[Records from a data source]

........

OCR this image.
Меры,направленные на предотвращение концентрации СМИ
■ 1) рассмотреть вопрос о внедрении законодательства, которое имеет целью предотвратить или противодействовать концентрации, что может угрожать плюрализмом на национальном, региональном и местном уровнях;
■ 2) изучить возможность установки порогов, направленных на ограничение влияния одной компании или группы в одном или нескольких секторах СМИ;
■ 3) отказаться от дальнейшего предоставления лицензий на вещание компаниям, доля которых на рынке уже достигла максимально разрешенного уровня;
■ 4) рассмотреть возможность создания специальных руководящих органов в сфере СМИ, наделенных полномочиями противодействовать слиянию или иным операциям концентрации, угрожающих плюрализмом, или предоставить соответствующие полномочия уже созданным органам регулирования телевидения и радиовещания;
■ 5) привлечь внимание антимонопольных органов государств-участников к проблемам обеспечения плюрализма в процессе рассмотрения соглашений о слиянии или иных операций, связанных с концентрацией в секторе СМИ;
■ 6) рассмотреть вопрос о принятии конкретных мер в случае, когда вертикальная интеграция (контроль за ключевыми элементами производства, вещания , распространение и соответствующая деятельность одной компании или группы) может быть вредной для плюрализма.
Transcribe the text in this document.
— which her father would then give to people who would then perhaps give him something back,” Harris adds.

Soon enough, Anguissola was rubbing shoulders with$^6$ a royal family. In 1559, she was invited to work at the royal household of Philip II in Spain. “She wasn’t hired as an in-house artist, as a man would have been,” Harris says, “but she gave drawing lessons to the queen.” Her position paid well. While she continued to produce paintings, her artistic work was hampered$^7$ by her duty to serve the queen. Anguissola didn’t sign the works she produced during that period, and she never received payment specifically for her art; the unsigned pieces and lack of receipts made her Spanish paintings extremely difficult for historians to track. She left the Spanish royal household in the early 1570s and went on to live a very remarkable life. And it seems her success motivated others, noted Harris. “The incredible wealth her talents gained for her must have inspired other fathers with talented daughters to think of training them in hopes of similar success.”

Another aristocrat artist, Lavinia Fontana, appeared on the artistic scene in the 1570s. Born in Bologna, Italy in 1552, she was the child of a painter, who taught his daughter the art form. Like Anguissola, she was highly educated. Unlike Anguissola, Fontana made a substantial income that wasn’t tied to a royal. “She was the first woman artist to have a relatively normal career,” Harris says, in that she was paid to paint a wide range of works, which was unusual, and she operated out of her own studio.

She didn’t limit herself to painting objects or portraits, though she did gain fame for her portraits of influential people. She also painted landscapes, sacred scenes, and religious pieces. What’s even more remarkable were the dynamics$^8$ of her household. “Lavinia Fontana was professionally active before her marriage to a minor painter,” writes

........

▶ _Required task_
Output each record exactly, leaving nothing out.

▶ _Result_
OCR this image.
Меры,направленные на предотвращение концентрации СМИ
■ 1) рассмотреть вопрос о внедрении законодательства, которое имеет целью предотвратить или противодействовать концентрации, что может угрожать плюрализмом на национальном, региональном и местном уровнях;
■ 2) изучить возможность установки порогов, направленных на ограничение влияния одной компании или группы в одном или нескольких секторах СМИ;
■ 3) отказаться от дальнейшего предоставления лицензий на вещание компаниям, доля которых на рынке уже достигла максимально разрешенного уровня;
■ 4) рассмотреть возможность создания специальных руководящих органов в сфере СМИ, наделенных полномочиями противодействовать слиянию или иным операциям концентрации, угрожающих плюрализмом, или предоставить соответствующие полномочия уже созданным органам регулирования телевидения и радиовещания;
■ 5) привлечь внимание антимонопольных органов государств-участников к проблемам обеспечения плюрализма в процессе рассмотрения соглашений о слиянии или иных операций, связанных с концентрацией в секторе СМИ;
■ 6) рассмотреть вопрос о принятии конкретных мер в случае, когда вертикальная интеграция (контроль за ключевыми элементами производства, вещания , распространение и соответствующая деятельность одной компании или группы) может быть вредной для плюрализма.
Transcribe the text in this document.
— which her father would then give to people who would then perhaps give him something back,” Harris adds.

Soon enough, Anguissola was rubbing shoulders with$^6$ a royal family. In 1559, she was invited to work at the royal household of Philip II in Spain. “She wasn’t hired as an in-house artist, as a man would have been,” Harris says, “but she gave drawing lessons to the queen.” Her position paid well. While she continued to produce paintings, her artistic work was hampered$^7$ by her duty to serve the queen. Anguissola didn’t sign the works she produced during that period, and she never received payment specifically for her art; the unsigned pieces and lack of receipts made her Spanish paintings extremely difficult for historians to track. She left the Spanish royal household in the early 1570s and went on to live a very remarkable life. And it seems her success motivated others, noted Harris. “The incredible wealth her talents gained for her must have inspired other fathers with talented daughters to think of training them in hopes of similar success.”

Another aristocrat artist, Lavinia Fontana, appeared on the artistic scene in the 1570s. Born in Bologna, Italy in 1552, she was the child of a painter, who taught his daughter the art form. Like Anguissola, she was highly educated. Unlike Anguissola, Fontana made a substantial income that wasn’t tied to a royal. “She was the first woman artist to have a relatively normal career,” Harris says, in that she was paid to paint a wide range of works, which was unusual, and she operated out of her own studio.

She didn’t limit herself to painting objects or portraits, though she did gain fame for her portraits of influential people. She also painted landscapes, sacred scenes, and religious pieces. What’s even more remarkable were the dynamics$^8$ of her household. “Lavinia Fontana was professionally active before her marriage to a minor painter,” writes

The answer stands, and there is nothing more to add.